> [Source records]

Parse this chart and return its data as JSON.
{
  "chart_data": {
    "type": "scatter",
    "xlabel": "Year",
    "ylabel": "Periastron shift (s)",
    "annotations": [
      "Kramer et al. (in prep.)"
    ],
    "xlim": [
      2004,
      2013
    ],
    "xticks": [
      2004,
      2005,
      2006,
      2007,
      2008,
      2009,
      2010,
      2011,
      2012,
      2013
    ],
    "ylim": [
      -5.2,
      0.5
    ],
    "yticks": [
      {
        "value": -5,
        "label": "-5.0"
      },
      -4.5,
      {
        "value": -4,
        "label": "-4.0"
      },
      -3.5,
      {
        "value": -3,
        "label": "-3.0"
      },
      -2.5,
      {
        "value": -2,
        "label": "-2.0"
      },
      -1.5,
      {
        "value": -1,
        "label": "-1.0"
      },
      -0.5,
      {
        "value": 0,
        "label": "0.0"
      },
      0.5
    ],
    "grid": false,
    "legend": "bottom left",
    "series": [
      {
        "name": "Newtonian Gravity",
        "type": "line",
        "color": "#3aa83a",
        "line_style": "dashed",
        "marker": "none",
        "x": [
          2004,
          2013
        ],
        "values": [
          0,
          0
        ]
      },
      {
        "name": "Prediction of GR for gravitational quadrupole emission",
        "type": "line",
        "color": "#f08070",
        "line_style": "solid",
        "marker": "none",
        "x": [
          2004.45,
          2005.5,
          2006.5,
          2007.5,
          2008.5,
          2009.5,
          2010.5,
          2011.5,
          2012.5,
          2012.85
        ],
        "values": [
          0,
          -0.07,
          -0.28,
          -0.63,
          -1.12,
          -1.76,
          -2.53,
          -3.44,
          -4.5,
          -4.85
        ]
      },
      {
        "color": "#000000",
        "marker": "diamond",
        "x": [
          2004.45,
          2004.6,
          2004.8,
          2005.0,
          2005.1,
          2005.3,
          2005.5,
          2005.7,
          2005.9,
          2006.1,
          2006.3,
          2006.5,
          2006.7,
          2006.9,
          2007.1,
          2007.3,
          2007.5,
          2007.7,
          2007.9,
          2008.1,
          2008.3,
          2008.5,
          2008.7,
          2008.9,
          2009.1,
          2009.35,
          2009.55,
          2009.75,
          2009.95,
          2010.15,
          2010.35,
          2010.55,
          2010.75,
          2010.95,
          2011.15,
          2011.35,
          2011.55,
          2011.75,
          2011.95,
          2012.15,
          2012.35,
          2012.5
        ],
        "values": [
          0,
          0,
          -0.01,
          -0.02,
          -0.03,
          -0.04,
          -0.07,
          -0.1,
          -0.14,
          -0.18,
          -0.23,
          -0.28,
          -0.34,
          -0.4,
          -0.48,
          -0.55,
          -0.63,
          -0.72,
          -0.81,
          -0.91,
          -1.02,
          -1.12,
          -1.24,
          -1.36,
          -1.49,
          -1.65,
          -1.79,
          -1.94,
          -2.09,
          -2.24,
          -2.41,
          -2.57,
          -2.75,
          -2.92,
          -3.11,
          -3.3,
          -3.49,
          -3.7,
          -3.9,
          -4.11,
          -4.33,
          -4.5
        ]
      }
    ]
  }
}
==
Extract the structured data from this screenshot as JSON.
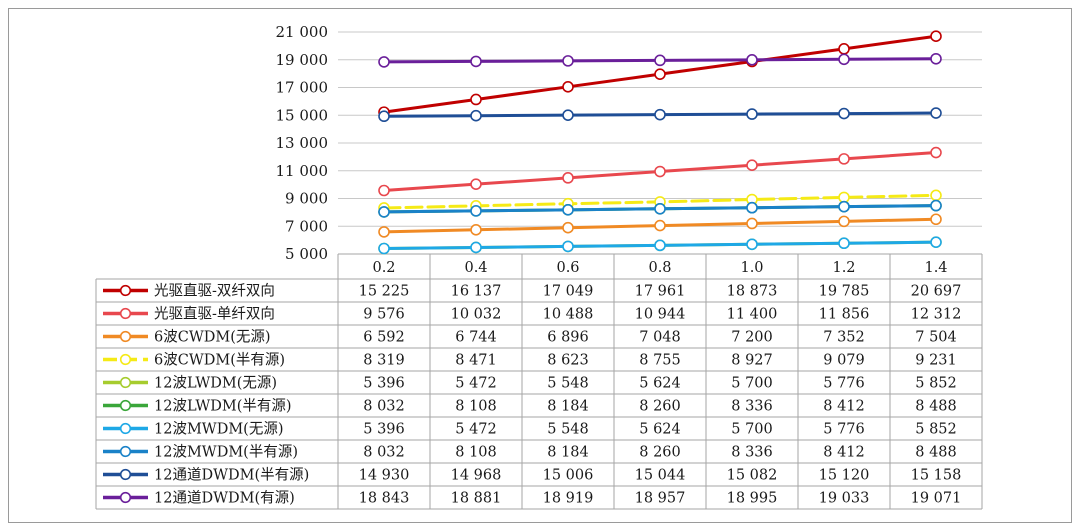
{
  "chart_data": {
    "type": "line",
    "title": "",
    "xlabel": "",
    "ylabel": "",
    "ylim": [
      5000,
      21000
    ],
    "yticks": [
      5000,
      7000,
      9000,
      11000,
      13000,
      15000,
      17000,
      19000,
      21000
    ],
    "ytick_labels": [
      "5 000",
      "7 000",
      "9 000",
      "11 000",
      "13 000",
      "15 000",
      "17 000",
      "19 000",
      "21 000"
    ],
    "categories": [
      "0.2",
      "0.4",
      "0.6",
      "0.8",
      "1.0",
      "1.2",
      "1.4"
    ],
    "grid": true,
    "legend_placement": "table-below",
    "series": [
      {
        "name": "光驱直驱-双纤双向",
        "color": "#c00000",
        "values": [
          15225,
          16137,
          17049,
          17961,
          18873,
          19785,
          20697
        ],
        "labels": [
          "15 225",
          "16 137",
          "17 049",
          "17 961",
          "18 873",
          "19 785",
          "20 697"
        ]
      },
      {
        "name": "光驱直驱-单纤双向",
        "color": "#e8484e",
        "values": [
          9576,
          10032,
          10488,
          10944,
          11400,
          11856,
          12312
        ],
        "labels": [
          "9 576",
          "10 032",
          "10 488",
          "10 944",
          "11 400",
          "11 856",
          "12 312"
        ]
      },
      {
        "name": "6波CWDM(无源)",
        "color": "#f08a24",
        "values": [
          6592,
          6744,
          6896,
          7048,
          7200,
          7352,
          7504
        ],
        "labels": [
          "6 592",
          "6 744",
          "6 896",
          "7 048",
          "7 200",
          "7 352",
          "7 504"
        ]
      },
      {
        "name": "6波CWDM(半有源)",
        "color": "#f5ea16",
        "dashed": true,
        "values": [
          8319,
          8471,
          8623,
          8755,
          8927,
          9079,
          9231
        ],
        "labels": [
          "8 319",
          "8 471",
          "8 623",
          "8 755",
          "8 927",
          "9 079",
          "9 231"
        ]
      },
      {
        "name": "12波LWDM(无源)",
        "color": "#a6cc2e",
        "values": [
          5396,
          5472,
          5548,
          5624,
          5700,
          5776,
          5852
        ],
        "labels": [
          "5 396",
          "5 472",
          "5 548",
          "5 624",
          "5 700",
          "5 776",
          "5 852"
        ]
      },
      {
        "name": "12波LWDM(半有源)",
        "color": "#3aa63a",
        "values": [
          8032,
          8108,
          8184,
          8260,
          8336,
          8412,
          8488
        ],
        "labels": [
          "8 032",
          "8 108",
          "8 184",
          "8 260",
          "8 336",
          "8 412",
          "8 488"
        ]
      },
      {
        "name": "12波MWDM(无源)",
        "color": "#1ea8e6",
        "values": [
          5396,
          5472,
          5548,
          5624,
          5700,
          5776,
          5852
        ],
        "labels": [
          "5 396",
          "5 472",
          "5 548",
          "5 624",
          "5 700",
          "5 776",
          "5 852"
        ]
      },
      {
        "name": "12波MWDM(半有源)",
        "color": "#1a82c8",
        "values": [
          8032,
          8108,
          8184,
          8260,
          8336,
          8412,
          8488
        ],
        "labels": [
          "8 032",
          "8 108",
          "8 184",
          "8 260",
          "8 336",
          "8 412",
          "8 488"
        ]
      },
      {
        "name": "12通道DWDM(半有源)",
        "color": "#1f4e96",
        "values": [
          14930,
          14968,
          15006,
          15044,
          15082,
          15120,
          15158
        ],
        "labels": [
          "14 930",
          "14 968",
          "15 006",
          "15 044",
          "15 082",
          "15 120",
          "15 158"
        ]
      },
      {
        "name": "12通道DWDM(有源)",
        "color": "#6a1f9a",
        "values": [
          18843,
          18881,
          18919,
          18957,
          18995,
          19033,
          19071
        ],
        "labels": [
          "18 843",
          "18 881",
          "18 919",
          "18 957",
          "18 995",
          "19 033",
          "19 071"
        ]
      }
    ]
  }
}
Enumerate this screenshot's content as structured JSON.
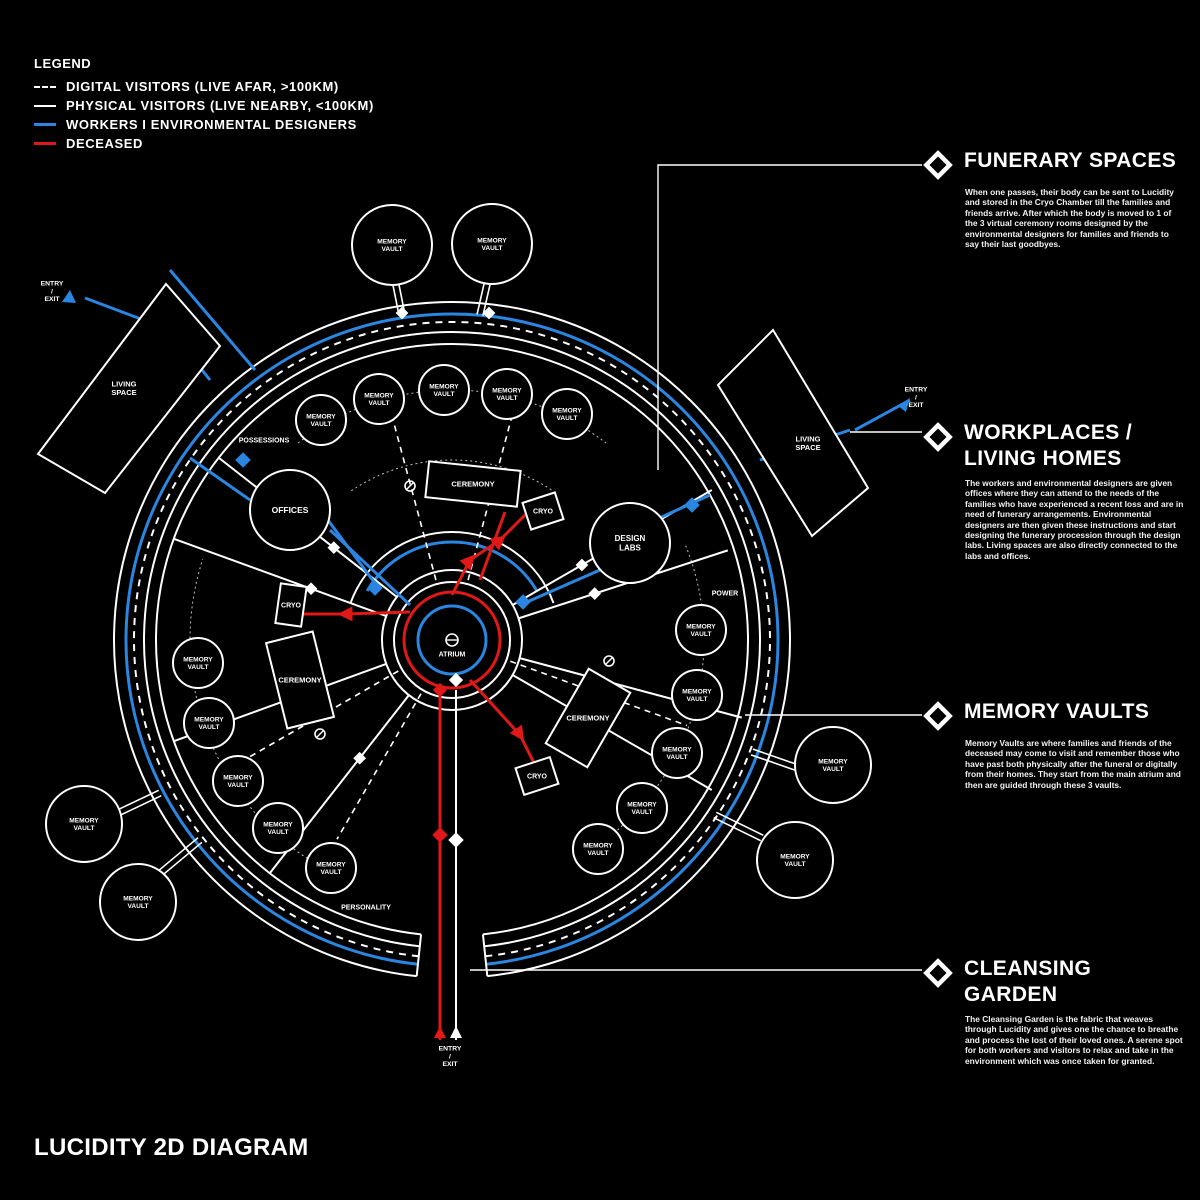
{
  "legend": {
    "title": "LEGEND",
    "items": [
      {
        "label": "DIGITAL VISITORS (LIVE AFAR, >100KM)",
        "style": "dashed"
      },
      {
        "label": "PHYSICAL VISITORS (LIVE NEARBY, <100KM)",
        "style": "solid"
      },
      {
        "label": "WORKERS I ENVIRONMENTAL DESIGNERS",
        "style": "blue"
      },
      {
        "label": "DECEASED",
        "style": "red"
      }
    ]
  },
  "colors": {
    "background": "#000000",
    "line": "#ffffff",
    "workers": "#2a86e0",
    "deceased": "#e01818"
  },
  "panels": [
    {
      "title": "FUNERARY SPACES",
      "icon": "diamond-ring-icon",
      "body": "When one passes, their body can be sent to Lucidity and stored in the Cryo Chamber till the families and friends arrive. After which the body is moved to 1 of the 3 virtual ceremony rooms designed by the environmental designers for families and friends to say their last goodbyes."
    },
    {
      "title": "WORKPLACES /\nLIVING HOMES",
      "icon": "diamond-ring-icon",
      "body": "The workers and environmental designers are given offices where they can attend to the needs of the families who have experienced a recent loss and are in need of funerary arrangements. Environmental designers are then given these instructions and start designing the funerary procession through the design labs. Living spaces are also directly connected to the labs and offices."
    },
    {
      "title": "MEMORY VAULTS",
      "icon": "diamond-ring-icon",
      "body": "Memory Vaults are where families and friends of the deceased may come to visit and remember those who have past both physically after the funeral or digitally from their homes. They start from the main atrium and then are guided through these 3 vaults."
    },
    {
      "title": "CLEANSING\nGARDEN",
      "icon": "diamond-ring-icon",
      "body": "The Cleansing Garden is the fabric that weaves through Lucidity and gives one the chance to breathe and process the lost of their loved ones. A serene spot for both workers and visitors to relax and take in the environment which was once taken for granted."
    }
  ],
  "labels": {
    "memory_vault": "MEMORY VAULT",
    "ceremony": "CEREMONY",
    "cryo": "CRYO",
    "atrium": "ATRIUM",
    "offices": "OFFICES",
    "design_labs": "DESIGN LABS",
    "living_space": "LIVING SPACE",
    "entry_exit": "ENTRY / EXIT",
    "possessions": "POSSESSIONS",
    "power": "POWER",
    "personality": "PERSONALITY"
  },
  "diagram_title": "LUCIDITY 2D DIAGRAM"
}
...
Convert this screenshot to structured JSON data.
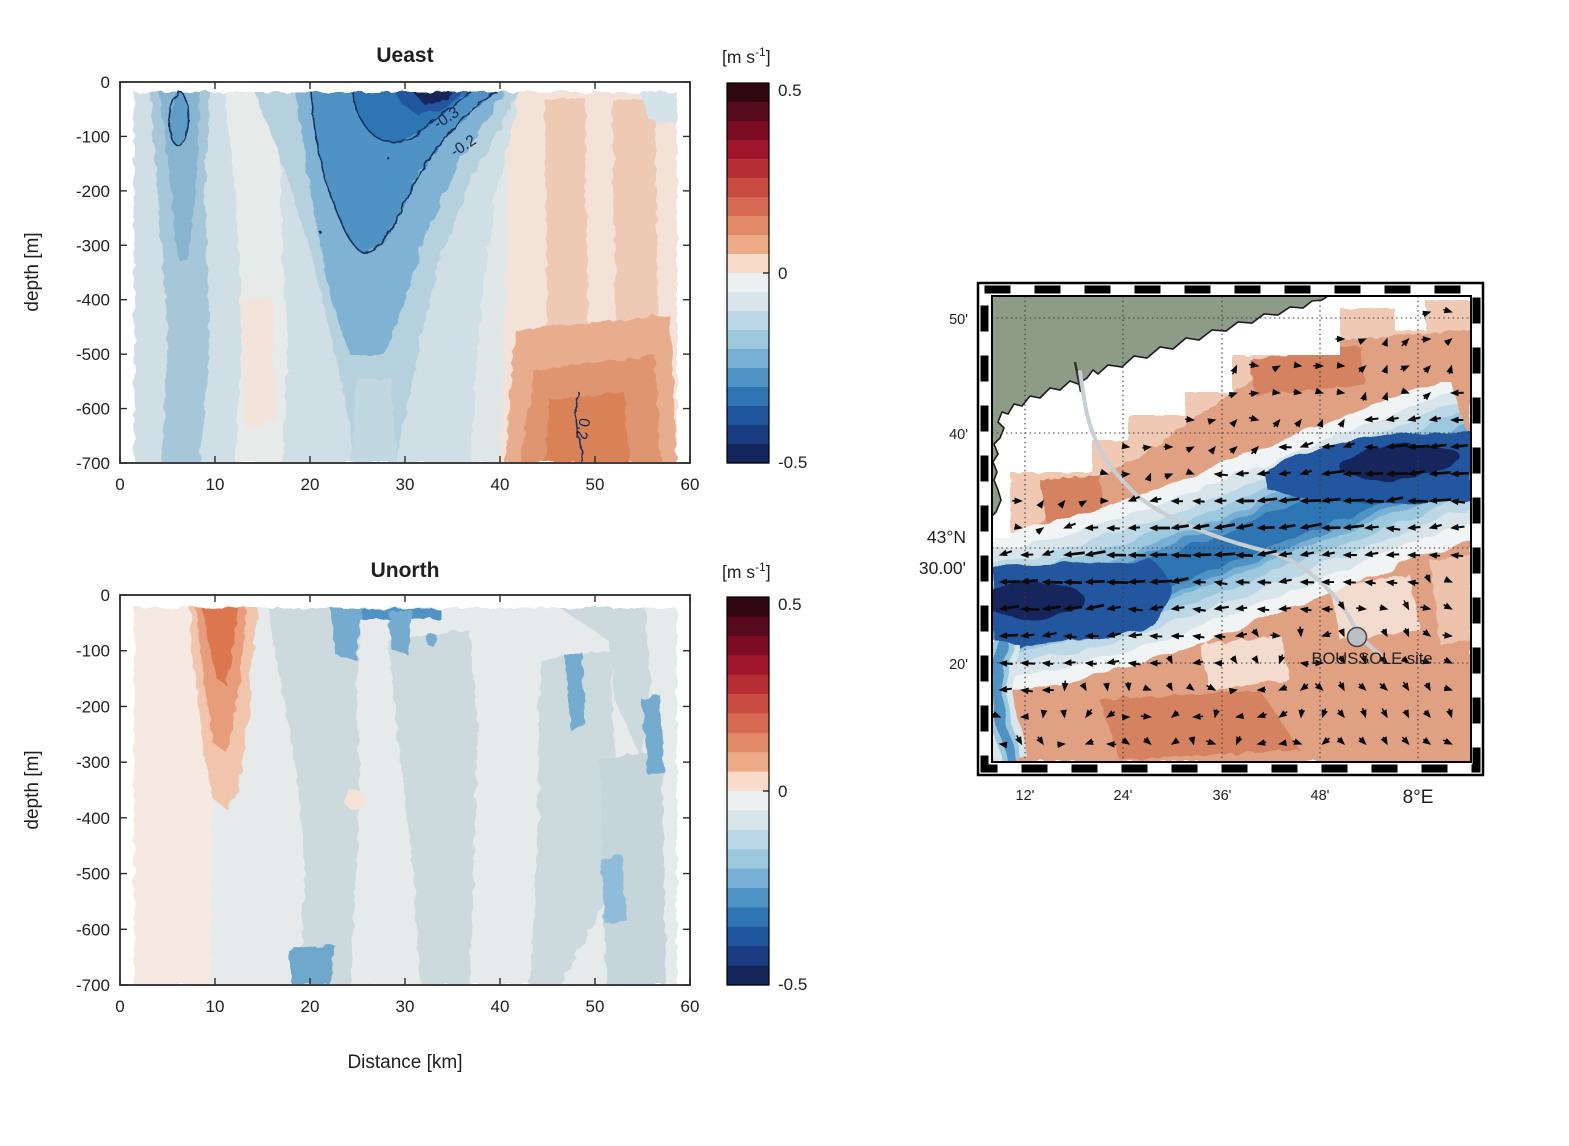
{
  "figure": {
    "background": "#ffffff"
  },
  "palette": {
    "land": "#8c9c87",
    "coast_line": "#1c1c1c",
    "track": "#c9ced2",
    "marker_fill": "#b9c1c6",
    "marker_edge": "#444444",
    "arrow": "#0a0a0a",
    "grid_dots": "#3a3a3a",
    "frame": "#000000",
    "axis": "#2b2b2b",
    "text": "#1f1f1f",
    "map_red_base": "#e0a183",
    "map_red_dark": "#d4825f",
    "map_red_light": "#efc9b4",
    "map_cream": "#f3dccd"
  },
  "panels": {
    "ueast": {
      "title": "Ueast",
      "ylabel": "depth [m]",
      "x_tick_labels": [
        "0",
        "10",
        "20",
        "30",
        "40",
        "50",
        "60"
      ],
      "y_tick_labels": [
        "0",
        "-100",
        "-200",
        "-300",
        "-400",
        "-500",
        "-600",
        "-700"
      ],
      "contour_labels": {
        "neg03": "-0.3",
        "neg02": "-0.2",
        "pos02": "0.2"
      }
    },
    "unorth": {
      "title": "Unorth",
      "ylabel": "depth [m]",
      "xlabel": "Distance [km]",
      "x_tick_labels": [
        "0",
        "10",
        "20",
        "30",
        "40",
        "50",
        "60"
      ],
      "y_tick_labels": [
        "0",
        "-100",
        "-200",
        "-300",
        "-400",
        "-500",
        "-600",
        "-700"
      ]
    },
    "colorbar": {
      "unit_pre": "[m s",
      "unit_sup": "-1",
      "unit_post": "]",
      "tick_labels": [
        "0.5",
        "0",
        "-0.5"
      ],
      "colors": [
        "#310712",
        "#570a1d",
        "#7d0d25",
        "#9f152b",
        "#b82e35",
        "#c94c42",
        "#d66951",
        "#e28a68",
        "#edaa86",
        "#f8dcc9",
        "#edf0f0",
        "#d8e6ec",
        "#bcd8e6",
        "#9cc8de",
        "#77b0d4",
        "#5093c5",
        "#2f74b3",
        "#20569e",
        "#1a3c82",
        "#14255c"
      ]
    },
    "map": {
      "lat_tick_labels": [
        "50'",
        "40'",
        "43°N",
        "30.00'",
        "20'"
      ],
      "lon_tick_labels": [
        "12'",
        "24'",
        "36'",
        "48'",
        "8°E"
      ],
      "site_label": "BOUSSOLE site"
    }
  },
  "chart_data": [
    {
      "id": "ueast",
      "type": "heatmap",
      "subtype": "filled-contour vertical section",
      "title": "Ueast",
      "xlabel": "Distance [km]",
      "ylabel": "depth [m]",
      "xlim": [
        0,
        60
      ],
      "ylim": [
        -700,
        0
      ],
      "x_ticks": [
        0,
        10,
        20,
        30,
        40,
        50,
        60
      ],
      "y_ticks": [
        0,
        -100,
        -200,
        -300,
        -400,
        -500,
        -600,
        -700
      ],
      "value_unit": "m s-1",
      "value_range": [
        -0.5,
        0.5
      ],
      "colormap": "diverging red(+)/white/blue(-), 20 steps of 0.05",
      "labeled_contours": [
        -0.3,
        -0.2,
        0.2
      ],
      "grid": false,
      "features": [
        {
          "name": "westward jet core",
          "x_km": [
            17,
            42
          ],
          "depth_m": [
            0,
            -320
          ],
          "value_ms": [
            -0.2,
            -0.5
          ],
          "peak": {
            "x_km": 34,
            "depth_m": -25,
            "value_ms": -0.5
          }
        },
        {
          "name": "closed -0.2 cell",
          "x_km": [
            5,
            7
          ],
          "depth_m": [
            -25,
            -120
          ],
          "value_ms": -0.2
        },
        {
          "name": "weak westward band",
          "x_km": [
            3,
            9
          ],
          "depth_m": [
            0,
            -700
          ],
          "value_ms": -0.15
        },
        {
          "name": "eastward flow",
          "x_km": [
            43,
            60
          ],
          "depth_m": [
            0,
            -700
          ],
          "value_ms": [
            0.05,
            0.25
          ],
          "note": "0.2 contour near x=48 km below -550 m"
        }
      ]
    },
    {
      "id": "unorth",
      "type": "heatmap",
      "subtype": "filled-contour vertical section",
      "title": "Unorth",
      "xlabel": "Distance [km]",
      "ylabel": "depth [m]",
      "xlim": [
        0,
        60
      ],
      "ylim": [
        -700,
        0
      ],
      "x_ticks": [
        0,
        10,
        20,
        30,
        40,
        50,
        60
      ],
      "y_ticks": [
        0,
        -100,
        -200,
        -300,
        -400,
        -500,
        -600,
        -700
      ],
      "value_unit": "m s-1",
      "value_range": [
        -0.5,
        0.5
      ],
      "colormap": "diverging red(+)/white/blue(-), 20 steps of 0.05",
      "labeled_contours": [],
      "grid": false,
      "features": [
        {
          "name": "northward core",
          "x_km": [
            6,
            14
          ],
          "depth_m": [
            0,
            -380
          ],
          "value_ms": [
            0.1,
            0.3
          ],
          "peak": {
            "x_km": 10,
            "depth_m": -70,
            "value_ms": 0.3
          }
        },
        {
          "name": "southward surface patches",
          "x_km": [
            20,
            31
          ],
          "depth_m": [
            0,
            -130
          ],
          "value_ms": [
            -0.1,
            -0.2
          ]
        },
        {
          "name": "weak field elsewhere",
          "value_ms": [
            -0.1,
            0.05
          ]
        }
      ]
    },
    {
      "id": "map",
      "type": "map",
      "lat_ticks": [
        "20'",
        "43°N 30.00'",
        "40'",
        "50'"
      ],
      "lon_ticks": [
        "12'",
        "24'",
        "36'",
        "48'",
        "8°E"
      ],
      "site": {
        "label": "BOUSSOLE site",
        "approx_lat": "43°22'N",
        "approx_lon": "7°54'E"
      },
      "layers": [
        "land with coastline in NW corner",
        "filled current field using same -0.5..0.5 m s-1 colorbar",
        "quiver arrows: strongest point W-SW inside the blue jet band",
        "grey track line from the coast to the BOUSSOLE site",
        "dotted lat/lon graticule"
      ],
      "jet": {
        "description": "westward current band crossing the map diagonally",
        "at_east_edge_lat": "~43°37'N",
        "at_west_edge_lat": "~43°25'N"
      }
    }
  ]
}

> [Set problem] From the listing above, return each line with the word "offices".

> [Result]
      "body": "The workers and environmental designers are given offices where they can attend to the needs of the families who have experienced a recent loss and are in need of funerary arrangements. Environmental designers are then given these instructions and start designing the funerary procession through the design labs. Living spaces are also directly connected to the labs and offices."
    "offices": "OFFICES",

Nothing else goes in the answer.